PROBLEM TO WORK ON —
Collect all the lines that mention the word "data".

——

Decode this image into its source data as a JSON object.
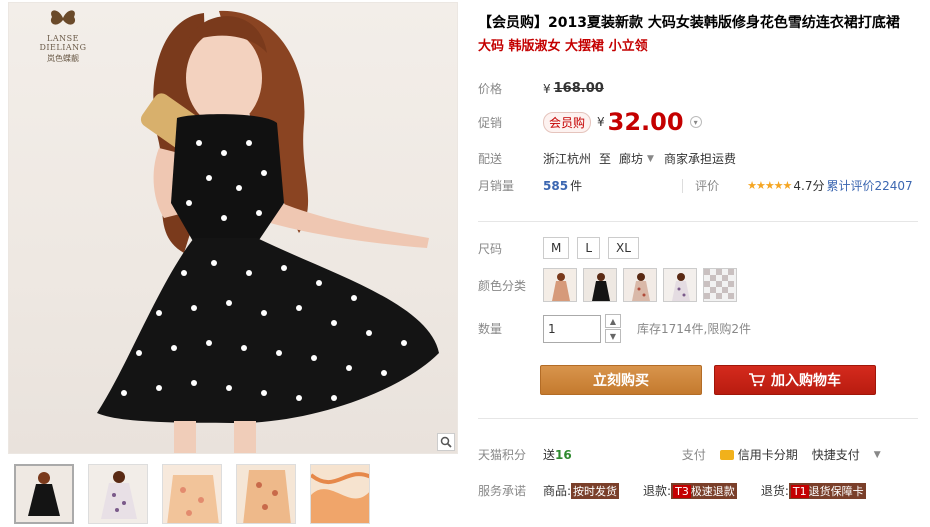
{
  "brand": {
    "name": "LANSE DIELIANG",
    "name_cn": "岚色蝶靓"
  },
  "product": {
    "title": "【会员购】2013夏装新款 大码女装韩版修身花色雪纺连衣裙打底裙",
    "subtitle": "大码 韩版淑女 大摆裙 小立领"
  },
  "price": {
    "label": "价格",
    "currency": "¥",
    "original": "168.00",
    "promo_label": "促销",
    "member_tag": "会员购",
    "promo_price": "32.00"
  },
  "shipping": {
    "label": "配送",
    "from": "浙江杭州",
    "to_word": "至",
    "to": "廊坊",
    "note": "商家承担运费"
  },
  "sales": {
    "label": "月销量",
    "count": "585",
    "unit": "件",
    "rating_label": "评价",
    "stars": "★★★★★",
    "score": "4.7分",
    "total_reviews": "累计评价22407"
  },
  "size": {
    "label": "尺码",
    "options": [
      "M",
      "L",
      "XL"
    ]
  },
  "color": {
    "label": "颜色分类"
  },
  "quantity": {
    "label": "数量",
    "value": "1",
    "stock": "库存1714件,限购2件"
  },
  "actions": {
    "buy_now": "立刻购买",
    "add_to_cart": "加入购物车"
  },
  "tmall_points": {
    "label": "天猫积分",
    "send": "送",
    "points": "16",
    "pay_label": "支付",
    "card_installment": "信用卡分期",
    "fast_pay": "快捷支付"
  },
  "service": {
    "label": "服务承诺",
    "goods": "商品:",
    "goods_tag": "按时发货",
    "refund": "退款:",
    "refund_code": "T3",
    "refund_tag": "极速退款",
    "return": "退货:",
    "return_code": "T1",
    "return_tag": "退货保障卡"
  },
  "colors": {
    "price_red": "#c40000",
    "buy_orange": "#c47a2e",
    "cart_red": "#b91c10",
    "link_blue": "#3c67b1",
    "star_gold": "#f5a623"
  },
  "icons": [
    "butterfly-logo-icon",
    "zoom-icon",
    "chevron-down-icon",
    "cart-icon",
    "credit-card-icon"
  ]
}
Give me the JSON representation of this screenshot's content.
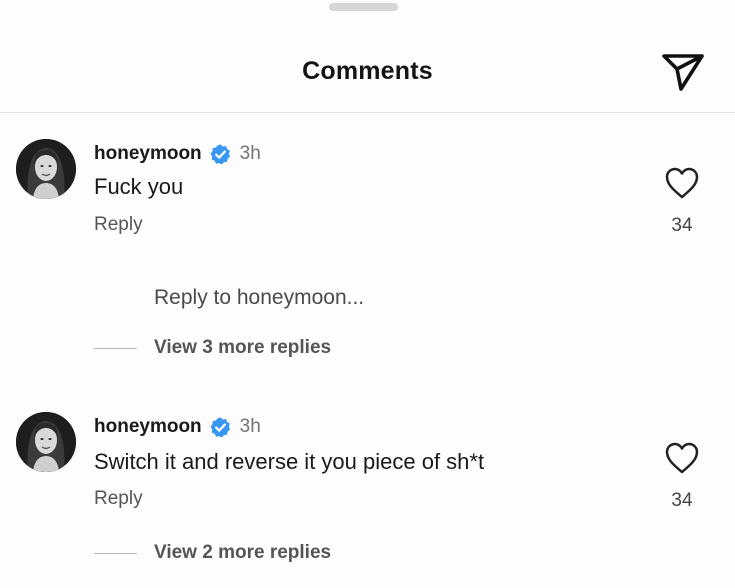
{
  "header": {
    "title": "Comments",
    "share_icon": "send-paper-plane-icon"
  },
  "comments": [
    {
      "username": "honeymoon",
      "verified": true,
      "timestamp": "3h",
      "text": "Fuck you",
      "reply_label": "Reply",
      "like_count": "34",
      "reply_prompt": "Reply to honeymoon...",
      "view_replies": "View 3 more replies"
    },
    {
      "username": "honeymoon",
      "verified": true,
      "timestamp": "3h",
      "text": "Switch it and reverse it you piece of sh*t",
      "reply_label": "Reply",
      "like_count": "34",
      "view_replies": "View 2 more replies"
    }
  ],
  "colors": {
    "verified_badge": "#3897f0",
    "muted_text": "#737373"
  }
}
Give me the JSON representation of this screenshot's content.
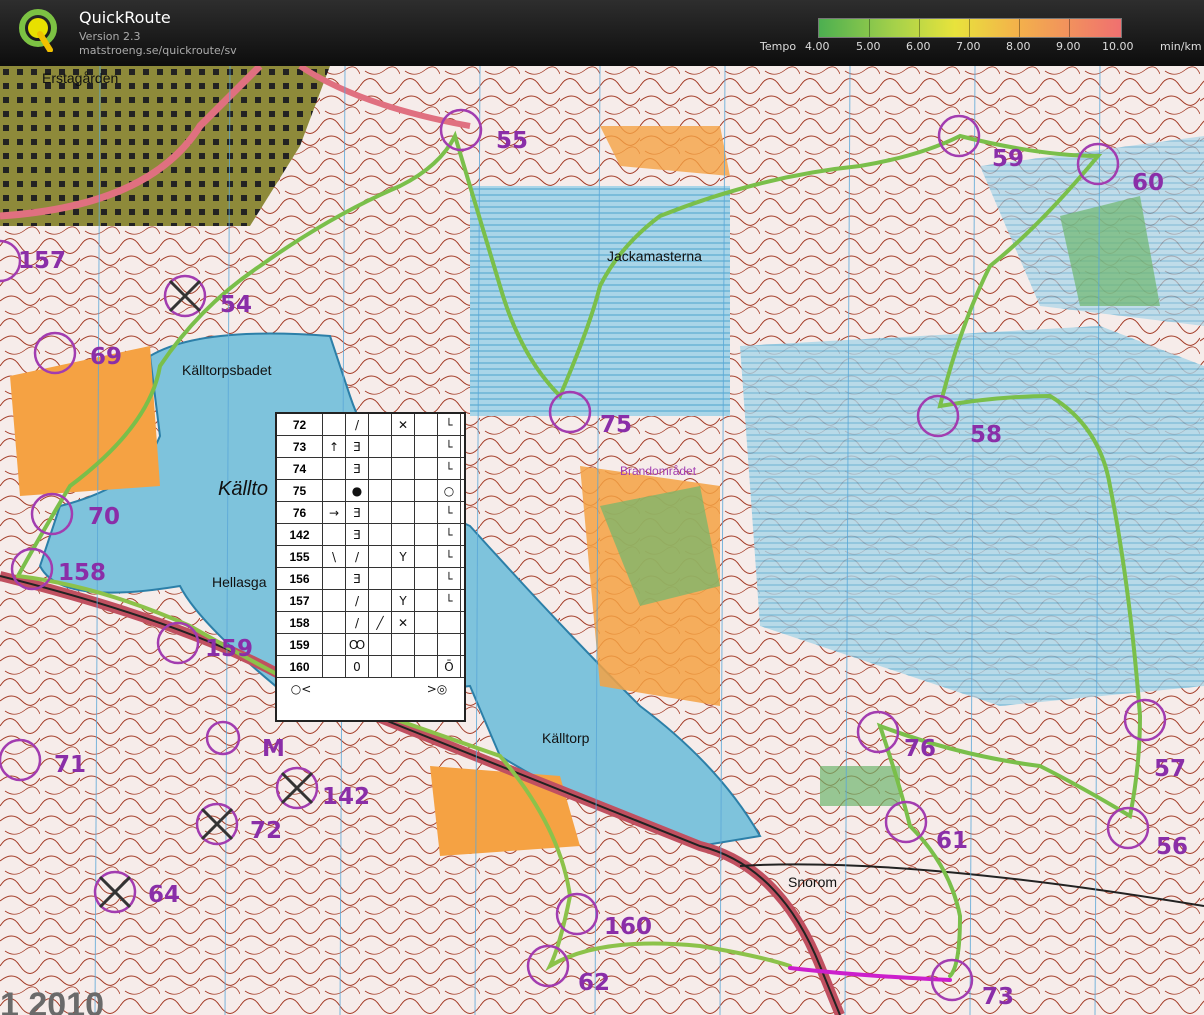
{
  "app": {
    "title": "QuickRoute",
    "version": "Version 2.3",
    "url": "matstroeng.se/quickroute/sv",
    "logo_icon": "quickroute-q-logo-icon"
  },
  "pace_legend": {
    "label": "Tempo",
    "values": [
      "4.00",
      "5.00",
      "6.00",
      "7.00",
      "8.00",
      "9.00",
      "10.00"
    ],
    "unit": "min/km",
    "colors": {
      "fast": "#4caf50",
      "medium": "#e8e33c",
      "slow": "#f07070"
    }
  },
  "map": {
    "colors": {
      "water": "#7ec3dc",
      "marsh": "#aed7e6",
      "open_land": "#f5a243",
      "forest_green": "#6fb66d",
      "urban": "#8e8a3a",
      "road": "#e07080",
      "course": "#a23cb0",
      "contour": "#8b2a1a",
      "route_slow": "#cc1fcc"
    },
    "place_names": [
      {
        "id": "erstagarden",
        "text": "Erstagården"
      },
      {
        "id": "kalltorpsbadet",
        "text": "Källtorpsbadet"
      },
      {
        "id": "kallto",
        "text": "Källto"
      },
      {
        "id": "hellasga",
        "text": "Hellasga"
      },
      {
        "id": "jackamasterna",
        "text": "Jackamasterna"
      },
      {
        "id": "brandomradet",
        "text": "Brandområdet"
      },
      {
        "id": "kalltorp",
        "text": "Källtorp"
      },
      {
        "id": "snorom",
        "text": "Snorom"
      },
      {
        "id": "m",
        "text": "M"
      }
    ],
    "controls": [
      {
        "number": "55"
      },
      {
        "number": "59"
      },
      {
        "number": "60"
      },
      {
        "number": "157"
      },
      {
        "number": "54"
      },
      {
        "number": "69"
      },
      {
        "number": "75"
      },
      {
        "number": "58"
      },
      {
        "number": "70"
      },
      {
        "number": "158"
      },
      {
        "number": "159"
      },
      {
        "number": "71"
      },
      {
        "number": "142"
      },
      {
        "number": "72"
      },
      {
        "number": "64"
      },
      {
        "number": "76"
      },
      {
        "number": "57"
      },
      {
        "number": "61"
      },
      {
        "number": "56"
      },
      {
        "number": "160"
      },
      {
        "number": "62"
      },
      {
        "number": "73"
      }
    ],
    "year_fragment": "1 2010",
    "description_sheet": {
      "rows": [
        {
          "code": "72",
          "c1": "",
          "c2": "/",
          "c3": "",
          "c4": "✕",
          "c5": "",
          "c6": "└"
        },
        {
          "code": "73",
          "c1": "↑",
          "c2": "Ǝ",
          "c3": "",
          "c4": "",
          "c5": "",
          "c6": "└"
        },
        {
          "code": "74",
          "c1": "",
          "c2": "Ǝ",
          "c3": "",
          "c4": "",
          "c5": "",
          "c6": "└"
        },
        {
          "code": "75",
          "c1": "",
          "c2": "●",
          "c3": "",
          "c4": "",
          "c5": "",
          "c6": "○"
        },
        {
          "code": "76",
          "c1": "→",
          "c2": "Ǝ",
          "c3": "",
          "c4": "",
          "c5": "",
          "c6": "└"
        },
        {
          "code": "142",
          "c1": "",
          "c2": "Ǝ",
          "c3": "",
          "c4": "",
          "c5": "",
          "c6": "└"
        },
        {
          "code": "155",
          "c1": "\\",
          "c2": "/",
          "c3": "",
          "c4": "Y",
          "c5": "",
          "c6": "└"
        },
        {
          "code": "156",
          "c1": "",
          "c2": "Ǝ",
          "c3": "",
          "c4": "",
          "c5": "",
          "c6": "└"
        },
        {
          "code": "157",
          "c1": "",
          "c2": "/",
          "c3": "",
          "c4": "Y",
          "c5": "",
          "c6": "└"
        },
        {
          "code": "158",
          "c1": "",
          "c2": "/",
          "c3": "╱",
          "c4": "✕",
          "c5": "",
          "c6": ""
        },
        {
          "code": "159",
          "c1": "",
          "c2": "Ꝏ",
          "c3": "",
          "c4": "",
          "c5": "",
          "c6": ""
        },
        {
          "code": "160",
          "c1": "",
          "c2": "0",
          "c3": "",
          "c4": "",
          "c5": "",
          "c6": "Ō"
        }
      ],
      "footer_left": "○<",
      "footer_right": ">◎"
    }
  }
}
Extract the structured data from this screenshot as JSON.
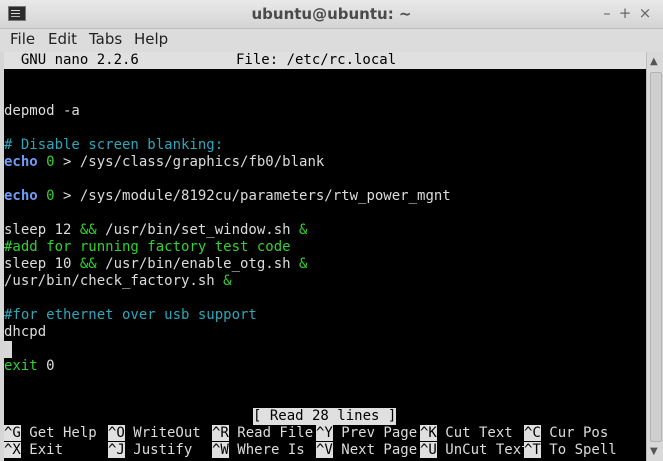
{
  "window": {
    "title": "ubuntu@ubuntu: ~",
    "icon": "terminal-icon",
    "controls": {
      "minimize": "–",
      "maximize": "+",
      "close": "×"
    }
  },
  "menubar": {
    "items": [
      "File",
      "Edit",
      "Tabs",
      "Help"
    ]
  },
  "nano": {
    "header_left": "  GNU nano 2.2.6",
    "header_mid": "File: /etc/rc.local",
    "lines": {
      "l1": "depmod -a",
      "l2": "# Disable screen blanking:",
      "l3_kw": "echo",
      "l3_num": " 0 ",
      "l3_rest": "> /sys/class/graphics/fb0/blank",
      "l4_kw": "echo",
      "l4_num": " 0 ",
      "l4_rest": "> /sys/module/8192cu/parameters/rtw_power_mgnt",
      "l5_a": "sleep 12 ",
      "l5_op": "&&",
      "l5_b": " /usr/bin/set_window.sh ",
      "l5_amp": "&",
      "l6": "#add for running factory test code",
      "l7_a": "sleep 10 ",
      "l7_op": "&&",
      "l7_b": " /usr/bin/enable_otg.sh ",
      "l7_amp": "&",
      "l8_a": "/usr/bin/check_factory.sh ",
      "l8_amp": "&",
      "l9": "#for ethernet over usb support",
      "l10": "dhcpd",
      "l11_kw": "exit",
      "l11_num": " 0"
    },
    "status": "[ Read 28 lines ]",
    "shortcuts": [
      {
        "key": "^G",
        "label": " Get Help"
      },
      {
        "key": "^O",
        "label": " WriteOut"
      },
      {
        "key": "^R",
        "label": " Read File"
      },
      {
        "key": "^Y",
        "label": " Prev Page"
      },
      {
        "key": "^K",
        "label": " Cut Text"
      },
      {
        "key": "^C",
        "label": " Cur Pos"
      },
      {
        "key": "^X",
        "label": " Exit"
      },
      {
        "key": "^J",
        "label": " Justify"
      },
      {
        "key": "^W",
        "label": " Where Is"
      },
      {
        "key": "^V",
        "label": " Next Page"
      },
      {
        "key": "^U",
        "label": " UnCut Text"
      },
      {
        "key": "^T",
        "label": " To Spell"
      }
    ]
  }
}
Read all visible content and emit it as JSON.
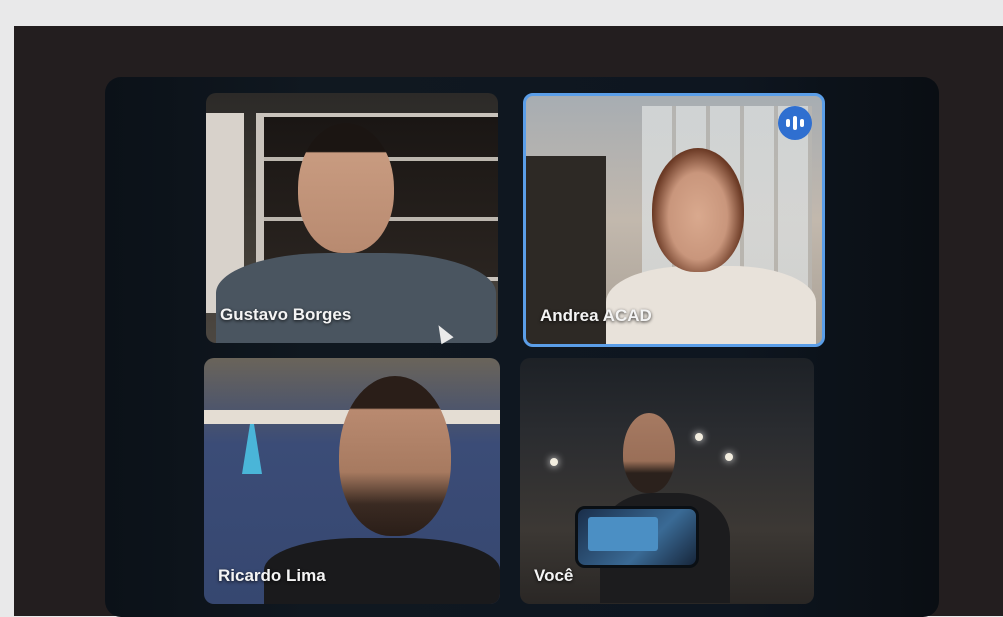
{
  "meeting": {
    "participants": [
      {
        "name": "Gustavo Borges",
        "speaking": false
      },
      {
        "name": "Andrea ACAD",
        "speaking": true
      },
      {
        "name": "Ricardo Lima",
        "speaking": false
      },
      {
        "name": "Você",
        "speaking": false
      }
    ],
    "active_speaker_icon": "audio-wave-icon",
    "colors": {
      "active_border": "#5b9ee8",
      "speaker_badge": "#2f6fd0",
      "frame_background": "#231e1f",
      "screen_background": "#0e1620"
    }
  }
}
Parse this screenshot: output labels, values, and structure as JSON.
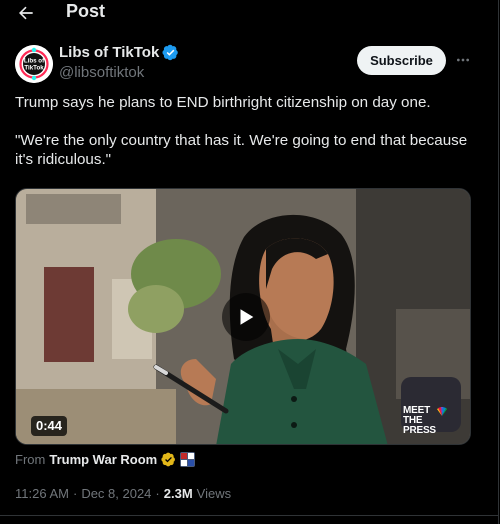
{
  "header": {
    "title": "Post"
  },
  "author": {
    "display_name": "Libs of TikTok",
    "handle": "@libsoftiktok",
    "avatar_text_line1": "Libs of",
    "avatar_text_line2": "TikTok",
    "verified": true
  },
  "actions": {
    "subscribe_label": "Subscribe"
  },
  "tweet": {
    "paragraph1": "Trump says he plans to END birthright citizenship on day one.",
    "paragraph2": "\"We're the only country that has it. We're going to end that because it's ridiculous.\""
  },
  "media": {
    "duration": "0:44",
    "watermark_line1": "MEET",
    "watermark_line2": "THE PRESS"
  },
  "source": {
    "from_label": "From",
    "name": "Trump War Room"
  },
  "meta": {
    "time": "11:26 AM",
    "separator": "·",
    "date": "Dec 8, 2024",
    "views_count": "2.3M",
    "views_label": "Views"
  },
  "colors": {
    "background": "#000000",
    "text_primary": "#e7e9ea",
    "text_secondary": "#71767b",
    "verified_blue": "#1d9bf0",
    "verified_gold": "#e2b719",
    "subscribe_bg": "#eff3f4",
    "border": "#2f3336"
  },
  "icons": {
    "back": "arrow-left-icon",
    "verified": "verified-badge-icon",
    "more": "more-horizontal-icon",
    "play": "play-icon",
    "affiliate": "affiliate-badge-icon"
  }
}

——

RESPONSE TO THE TASK —
Decode this image into its source data as a JSON object.
Extract the structured data from this screenshot as JSON.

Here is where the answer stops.